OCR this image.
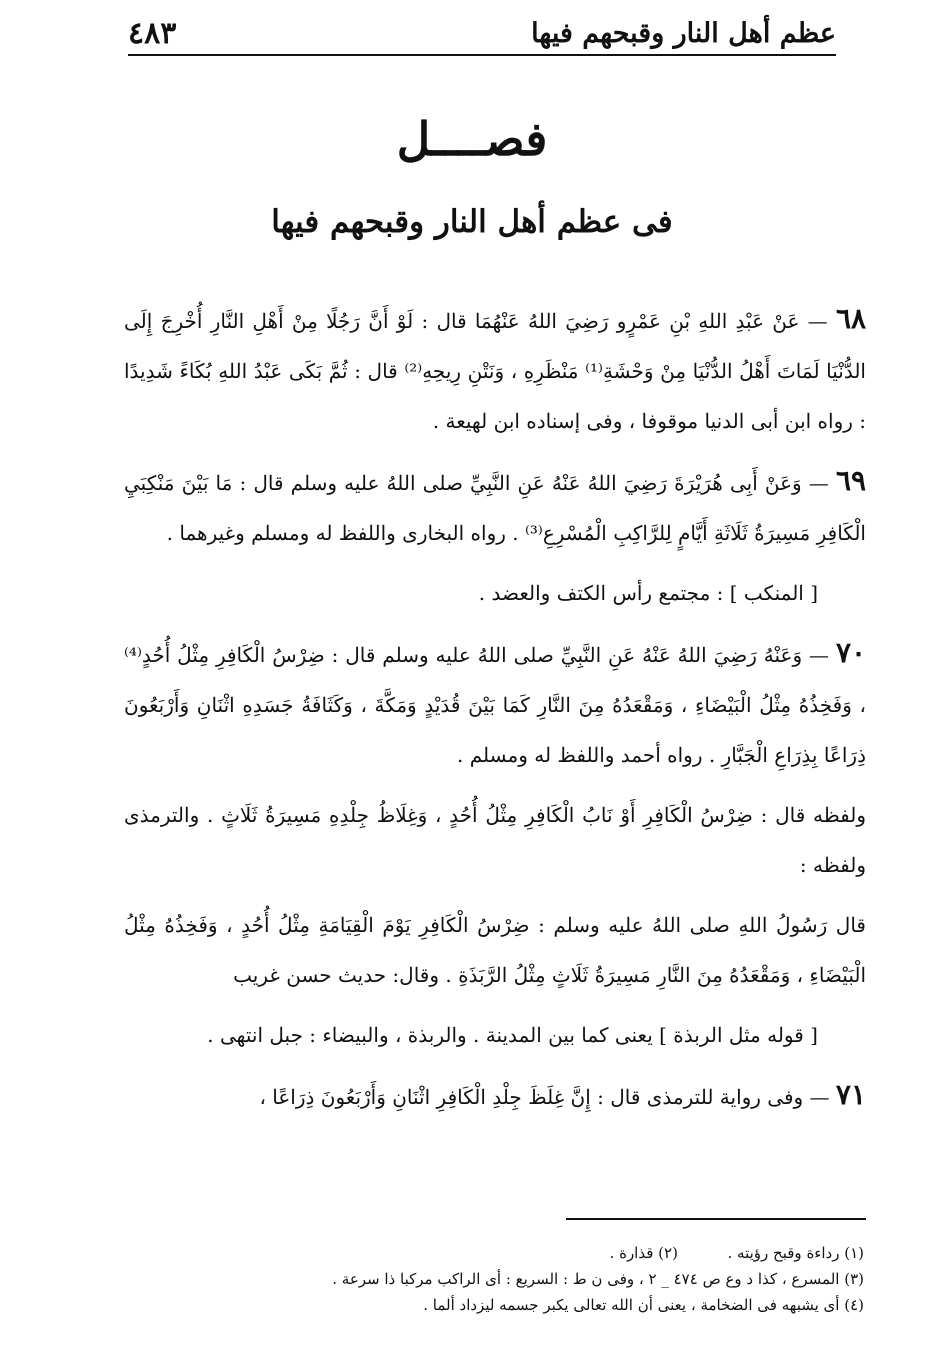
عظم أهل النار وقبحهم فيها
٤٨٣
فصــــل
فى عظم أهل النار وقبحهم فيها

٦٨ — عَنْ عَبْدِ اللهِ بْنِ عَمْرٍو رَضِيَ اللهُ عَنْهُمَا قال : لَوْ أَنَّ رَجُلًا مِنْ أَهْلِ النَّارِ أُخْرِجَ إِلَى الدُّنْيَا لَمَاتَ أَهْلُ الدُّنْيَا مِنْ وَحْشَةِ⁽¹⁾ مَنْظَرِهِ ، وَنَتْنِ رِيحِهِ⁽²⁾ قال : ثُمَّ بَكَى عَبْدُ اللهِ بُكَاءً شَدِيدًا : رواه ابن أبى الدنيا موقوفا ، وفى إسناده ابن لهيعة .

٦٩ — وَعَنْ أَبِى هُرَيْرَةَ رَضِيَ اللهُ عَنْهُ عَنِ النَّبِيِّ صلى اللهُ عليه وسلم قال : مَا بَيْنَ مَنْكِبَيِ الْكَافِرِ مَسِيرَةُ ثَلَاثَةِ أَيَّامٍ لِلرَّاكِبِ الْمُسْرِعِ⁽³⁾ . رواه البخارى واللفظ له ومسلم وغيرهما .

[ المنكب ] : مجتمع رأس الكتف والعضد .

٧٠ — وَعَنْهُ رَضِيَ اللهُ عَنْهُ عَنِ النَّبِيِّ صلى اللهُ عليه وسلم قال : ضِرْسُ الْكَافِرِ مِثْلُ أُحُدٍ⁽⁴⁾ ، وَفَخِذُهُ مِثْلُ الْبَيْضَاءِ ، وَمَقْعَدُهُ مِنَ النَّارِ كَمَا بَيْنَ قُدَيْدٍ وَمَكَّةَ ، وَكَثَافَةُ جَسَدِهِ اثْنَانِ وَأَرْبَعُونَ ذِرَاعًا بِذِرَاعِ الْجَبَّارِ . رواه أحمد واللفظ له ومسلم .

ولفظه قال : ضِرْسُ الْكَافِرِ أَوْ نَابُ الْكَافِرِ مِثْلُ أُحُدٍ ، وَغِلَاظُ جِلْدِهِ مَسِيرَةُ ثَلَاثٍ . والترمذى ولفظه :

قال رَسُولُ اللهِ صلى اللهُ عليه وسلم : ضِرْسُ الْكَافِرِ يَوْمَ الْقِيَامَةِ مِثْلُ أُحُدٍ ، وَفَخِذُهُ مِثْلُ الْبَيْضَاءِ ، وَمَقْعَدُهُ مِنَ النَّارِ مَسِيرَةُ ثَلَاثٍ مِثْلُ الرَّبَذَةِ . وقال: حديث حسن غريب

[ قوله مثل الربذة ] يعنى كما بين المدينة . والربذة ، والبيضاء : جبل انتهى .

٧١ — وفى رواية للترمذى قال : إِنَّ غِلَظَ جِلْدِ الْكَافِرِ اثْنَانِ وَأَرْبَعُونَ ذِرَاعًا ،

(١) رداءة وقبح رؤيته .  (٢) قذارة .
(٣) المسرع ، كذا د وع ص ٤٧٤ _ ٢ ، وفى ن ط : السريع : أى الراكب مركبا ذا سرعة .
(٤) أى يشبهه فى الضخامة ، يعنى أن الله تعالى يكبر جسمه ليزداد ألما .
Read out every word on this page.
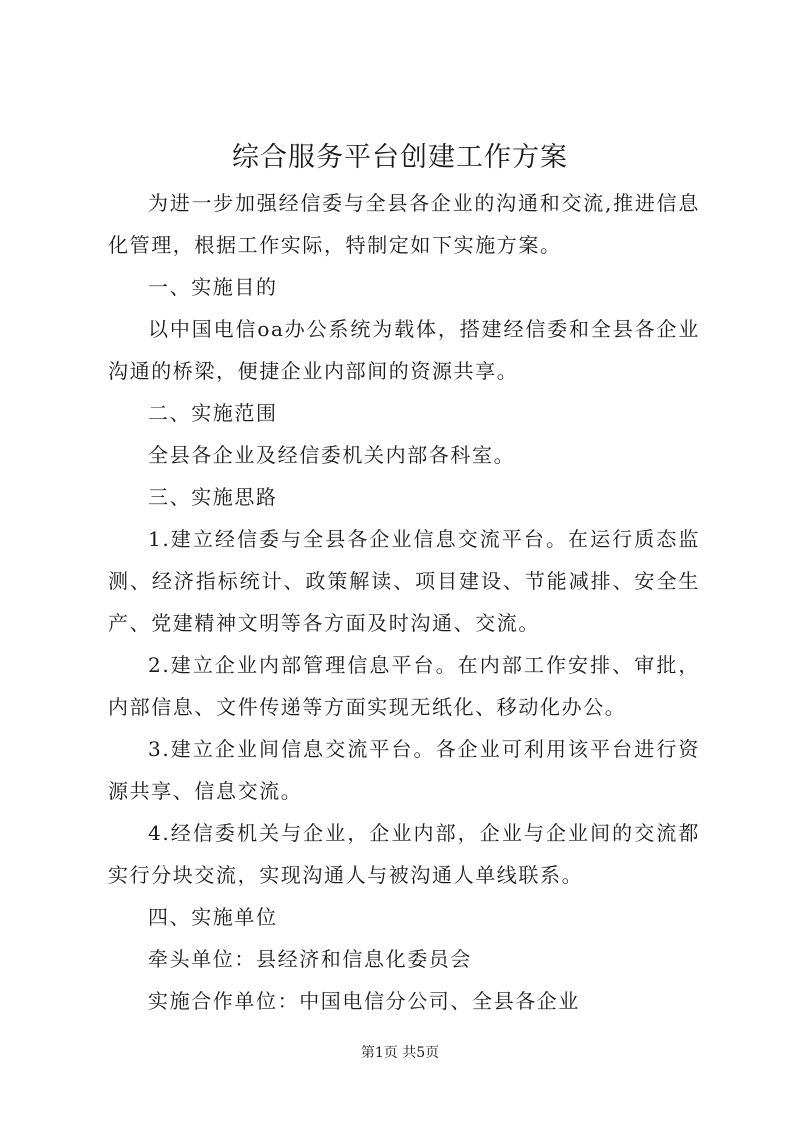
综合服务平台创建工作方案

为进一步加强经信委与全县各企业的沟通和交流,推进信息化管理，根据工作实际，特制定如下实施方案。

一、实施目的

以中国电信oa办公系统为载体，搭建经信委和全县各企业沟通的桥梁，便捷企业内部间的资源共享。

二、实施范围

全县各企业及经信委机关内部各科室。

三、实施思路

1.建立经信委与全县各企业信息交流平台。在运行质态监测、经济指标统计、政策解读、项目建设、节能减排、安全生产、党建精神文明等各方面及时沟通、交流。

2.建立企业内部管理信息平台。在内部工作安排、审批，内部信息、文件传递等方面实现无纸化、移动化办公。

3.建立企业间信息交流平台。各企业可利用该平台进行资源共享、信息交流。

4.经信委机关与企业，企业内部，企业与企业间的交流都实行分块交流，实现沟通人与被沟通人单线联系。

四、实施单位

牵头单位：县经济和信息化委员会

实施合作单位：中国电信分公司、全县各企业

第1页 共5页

■ Aim ■
Each record should be quoted exactly, with the images omitted.

■ Response to the exercise ■
OCR this image.
عظم أهل النار وقبحهم فيها
٤٨٣
فصــــل
فى عظم أهل النار وقبحهم فيها

٦٨ — عَنْ عَبْدِ اللهِ بْنِ عَمْرٍو رَضِيَ اللهُ عَنْهُمَا قال : لَوْ أَنَّ رَجُلًا مِنْ أَهْلِ النَّارِ أُخْرِجَ إِلَى الدُّنْيَا لَمَاتَ أَهْلُ الدُّنْيَا مِنْ وَحْشَةِ⁽¹⁾ مَنْظَرِهِ ، وَنَتْنِ رِيحِهِ⁽²⁾ قال : ثُمَّ بَكَى عَبْدُ اللهِ بُكَاءً شَدِيدًا : رواه ابن أبى الدنيا موقوفا ، وفى إسناده ابن لهيعة .

٦٩ — وَعَنْ أَبِى هُرَيْرَةَ رَضِيَ اللهُ عَنْهُ عَنِ النَّبِيِّ صلى اللهُ عليه وسلم قال : مَا بَيْنَ مَنْكِبَيِ الْكَافِرِ مَسِيرَةُ ثَلَاثَةِ أَيَّامٍ لِلرَّاكِبِ الْمُسْرِعِ⁽³⁾ . رواه البخارى واللفظ له ومسلم وغيرهما .

[ المنكب ] : مجتمع رأس الكتف والعضد .

٧٠ — وَعَنْهُ رَضِيَ اللهُ عَنْهُ عَنِ النَّبِيِّ صلى اللهُ عليه وسلم قال : ضِرْسُ الْكَافِرِ مِثْلُ أُحُدٍ⁽⁴⁾ ، وَفَخِذُهُ مِثْلُ الْبَيْضَاءِ ، وَمَقْعَدُهُ مِنَ النَّارِ كَمَا بَيْنَ قُدَيْدٍ وَمَكَّةَ ، وَكَثَافَةُ جَسَدِهِ اثْنَانِ وَأَرْبَعُونَ ذِرَاعًا بِذِرَاعِ الْجَبَّارِ . رواه أحمد واللفظ له ومسلم .

ولفظه قال : ضِرْسُ الْكَافِرِ أَوْ نَابُ الْكَافِرِ مِثْلُ أُحُدٍ ، وَغِلَاظُ جِلْدِهِ مَسِيرَةُ ثَلَاثٍ . والترمذى ولفظه :

قال رَسُولُ اللهِ صلى اللهُ عليه وسلم : ضِرْسُ الْكَافِرِ يَوْمَ الْقِيَامَةِ مِثْلُ أُحُدٍ ، وَفَخِذُهُ مِثْلُ الْبَيْضَاءِ ، وَمَقْعَدُهُ مِنَ النَّارِ مَسِيرَةُ ثَلَاثٍ مِثْلُ الرَّبَذَةِ . وقال: حديث حسن غريب

[ قوله مثل الربذة ] يعنى كما بين المدينة . والربذة ، والبيضاء : جبل انتهى .

٧١ — وفى رواية للترمذى قال : إِنَّ غِلَظَ جِلْدِ الْكَافِرِ اثْنَانِ وَأَرْبَعُونَ ذِرَاعًا ،

(١) رداءة وقبح رؤيته .  (٢) قذارة .
(٣) المسرع ، كذا د وع ص ٤٧٤ _ ٢ ، وفى ن ط : السريع : أى الراكب مركبا ذا سرعة .
(٤) أى يشبهه فى الضخامة ، يعنى أن الله تعالى يكبر جسمه ليزداد ألما .
Read out every word on this page.
综合服务平台创建工作方案

为进一步加强经信委与全县各企业的沟通和交流,推进信息化管理，根据工作实际，特制定如下实施方案。

一、实施目的

以中国电信oa办公系统为载体，搭建经信委和全县各企业沟通的桥梁，便捷企业内部间的资源共享。

二、实施范围

全县各企业及经信委机关内部各科室。

三、实施思路

1.建立经信委与全县各企业信息交流平台。在运行质态监测、经济指标统计、政策解读、项目建设、节能减排、安全生产、党建精神文明等各方面及时沟通、交流。

2.建立企业内部管理信息平台。在内部工作安排、审批，内部信息、文件传递等方面实现无纸化、移动化办公。

3.建立企业间信息交流平台。各企业可利用该平台进行资源共享、信息交流。

4.经信委机关与企业，企业内部，企业与企业间的交流都实行分块交流，实现沟通人与被沟通人单线联系。

四、实施单位

牵头单位：县经济和信息化委员会

实施合作单位：中国电信分公司、全县各企业

第1页 共5页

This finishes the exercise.